GIVEN PROBLEM ->
Copy out each line exactly as it appears.

(Saved data entries)
- - -

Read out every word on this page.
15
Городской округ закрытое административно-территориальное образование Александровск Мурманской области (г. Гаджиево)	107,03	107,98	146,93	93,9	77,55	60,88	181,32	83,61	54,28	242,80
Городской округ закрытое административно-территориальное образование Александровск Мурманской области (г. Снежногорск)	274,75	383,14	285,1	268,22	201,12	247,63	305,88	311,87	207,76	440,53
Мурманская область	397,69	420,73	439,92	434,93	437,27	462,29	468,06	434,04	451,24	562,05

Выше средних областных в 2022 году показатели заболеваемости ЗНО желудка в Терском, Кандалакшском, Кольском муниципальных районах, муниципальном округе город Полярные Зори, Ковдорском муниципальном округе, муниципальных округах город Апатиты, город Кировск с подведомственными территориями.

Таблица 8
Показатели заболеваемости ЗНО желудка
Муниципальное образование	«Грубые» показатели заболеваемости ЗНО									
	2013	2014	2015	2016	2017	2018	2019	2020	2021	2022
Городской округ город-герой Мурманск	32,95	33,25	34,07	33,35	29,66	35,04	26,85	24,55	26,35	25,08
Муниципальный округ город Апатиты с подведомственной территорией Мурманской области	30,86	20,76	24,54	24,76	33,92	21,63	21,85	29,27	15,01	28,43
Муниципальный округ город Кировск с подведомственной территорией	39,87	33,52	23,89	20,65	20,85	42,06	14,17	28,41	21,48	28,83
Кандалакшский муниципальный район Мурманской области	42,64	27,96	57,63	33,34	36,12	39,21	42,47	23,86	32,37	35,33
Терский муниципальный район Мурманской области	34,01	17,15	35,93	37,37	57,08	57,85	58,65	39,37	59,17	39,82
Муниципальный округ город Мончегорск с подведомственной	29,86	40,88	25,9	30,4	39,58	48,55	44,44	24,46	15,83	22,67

- - -

FINISHED TASK ->
Read out every word on this page.
15
Городской округ закрытое административно-территориальное образование Александровск Мурманской области (г. Гаджиево)	107,03	107,98	146,93	93,9	77,55	60,88	181,32	83,61	54,28	242,80
Городской округ закрытое административно-территориальное образование Александровск Мурманской области (г. Снежногорск)	274,75	383,14	285,1	268,22	201,12	247,63	305,88	311,87	207,76	440,53
Мурманская область	397,69	420,73	439,92	434,93	437,27	462,29	468,06	434,04	451,24	562,05

Выше средних областных в 2022 году показатели заболеваемости ЗНО желудка в Терском, Кандалакшском, Кольском муниципальных районах, муниципальном округе город Полярные Зори, Ковдорском муниципальном округе, муниципальных округах город Апатиты, город Кировск с подведомственными территориями.

Таблица 8
Показатели заболеваемости ЗНО желудка
Муниципальное образование	«Грубые» показатели заболеваемости ЗНО									
	2013	2014	2015	2016	2017	2018	2019	2020	2021	2022
Городской округ город-герой Мурманск	32,95	33,25	34,07	33,35	29,66	35,04	26,85	24,55	26,35	25,08
Муниципальный округ город Апатиты с подведомственной территорией Мурманской области	30,86	20,76	24,54	24,76	33,92	21,63	21,85	29,27	15,01	28,43
Муниципальный округ город Кировск с подведомственной территорией	39,87	33,52	23,89	20,65	20,85	42,06	14,17	28,41	21,48	28,83
Кандалакшский муниципальный район Мурманской области	42,64	27,96	57,63	33,34	36,12	39,21	42,47	23,86	32,37	35,33
Терский муниципальный район Мурманской области	34,01	17,15	35,93	37,37	57,08	57,85	58,65	39,37	59,17	39,82
Муниципальный округ город Мончегорск с подведомственной	29,86	40,88	25,9	30,4	39,58	48,55	44,44	24,46	15,83	22,67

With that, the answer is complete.